DATA SHOWN ::
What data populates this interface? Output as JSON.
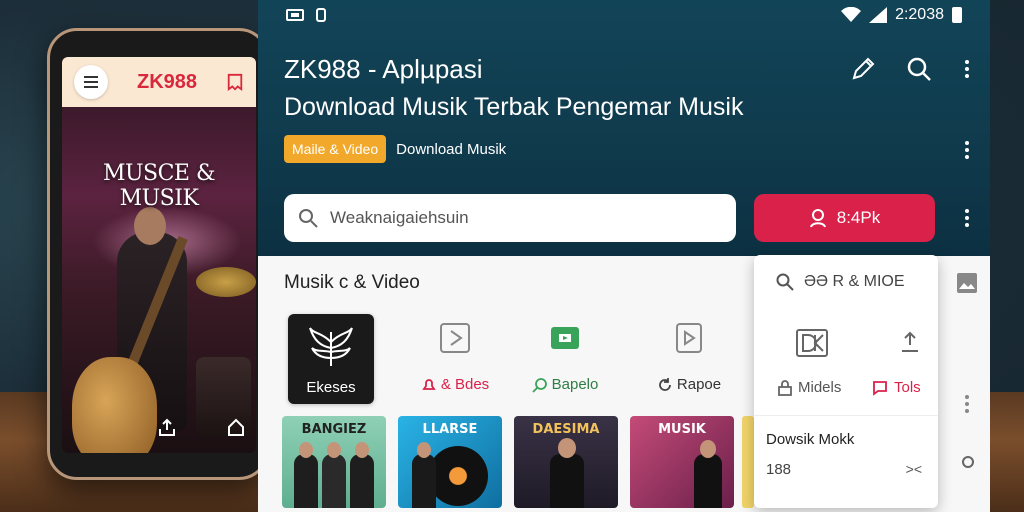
{
  "phone": {
    "brand": "ZK988",
    "title": "MUSCE & MUSIK"
  },
  "status_bar": {
    "time": "2:2038"
  },
  "app": {
    "title": "ZK988 - Aplµpasi",
    "subtitle": "Download Musik Terbak Pengemar Musik",
    "chip_label": "Maile & Video",
    "chip_text": "Download Musik",
    "search_placeholder": "Weaknaigaiehsuin",
    "cta_label": "8:4Pk",
    "section_title": "Musik c & Video",
    "categories": [
      {
        "label": "Ekeses",
        "icon": "wings-icon"
      },
      {
        "label": "& Bdes",
        "icon": "play-square-icon",
        "label_icon": "bell-icon"
      },
      {
        "label": "Bapelo",
        "icon": "green-video-icon",
        "label_icon": "search-icon"
      },
      {
        "label": "Rapoe",
        "icon": "document-play-icon",
        "label_icon": "refresh-icon"
      }
    ],
    "thumbnails": [
      {
        "title": "BANGIEZ",
        "bg": "#74c3a6"
      },
      {
        "title": "LLARSE",
        "bg": "#1a9cd4"
      },
      {
        "title": "DAESIMA",
        "bg": "#2a2a3a"
      },
      {
        "title": "MUSIK",
        "bg": "#b83a63"
      }
    ]
  },
  "dropdown": {
    "search_label": "ƏƏ R & MIOE",
    "item_left": "Midels",
    "item_right": "Tols",
    "title": "Dowsik Mokk",
    "count": "188",
    "action": "><"
  },
  "colors": {
    "accent_red": "#d9214a",
    "chip_orange": "#f2a92b",
    "header_teal": "#124458"
  }
}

EXERCISE DIRECTIONS :: Every line of text is to be repeated exactly; pictures are left out.

EXERCISE RESULT ::
What data populates this interface? Output as JSON.
{
  "phone": {
    "brand": "ZK988",
    "title": "MUSCE & MUSIK"
  },
  "status_bar": {
    "time": "2:2038"
  },
  "app": {
    "title": "ZK988 - Aplµpasi",
    "subtitle": "Download Musik Terbak Pengemar Musik",
    "chip_label": "Maile & Video",
    "chip_text": "Download Musik",
    "search_placeholder": "Weaknaigaiehsuin",
    "cta_label": "8:4Pk",
    "section_title": "Musik c & Video",
    "categories": [
      {
        "label": "Ekeses",
        "icon": "wings-icon"
      },
      {
        "label": "& Bdes",
        "icon": "play-square-icon",
        "label_icon": "bell-icon"
      },
      {
        "label": "Bapelo",
        "icon": "green-video-icon",
        "label_icon": "search-icon"
      },
      {
        "label": "Rapoe",
        "icon": "document-play-icon",
        "label_icon": "refresh-icon"
      }
    ],
    "thumbnails": [
      {
        "title": "BANGIEZ",
        "bg": "#74c3a6"
      },
      {
        "title": "LLARSE",
        "bg": "#1a9cd4"
      },
      {
        "title": "DAESIMA",
        "bg": "#2a2a3a"
      },
      {
        "title": "MUSIK",
        "bg": "#b83a63"
      }
    ]
  },
  "dropdown": {
    "search_label": "ƏƏ R & MIOE",
    "item_left": "Midels",
    "item_right": "Tols",
    "title": "Dowsik Mokk",
    "count": "188",
    "action": "><"
  },
  "colors": {
    "accent_red": "#d9214a",
    "chip_orange": "#f2a92b",
    "header_teal": "#124458"
  }
}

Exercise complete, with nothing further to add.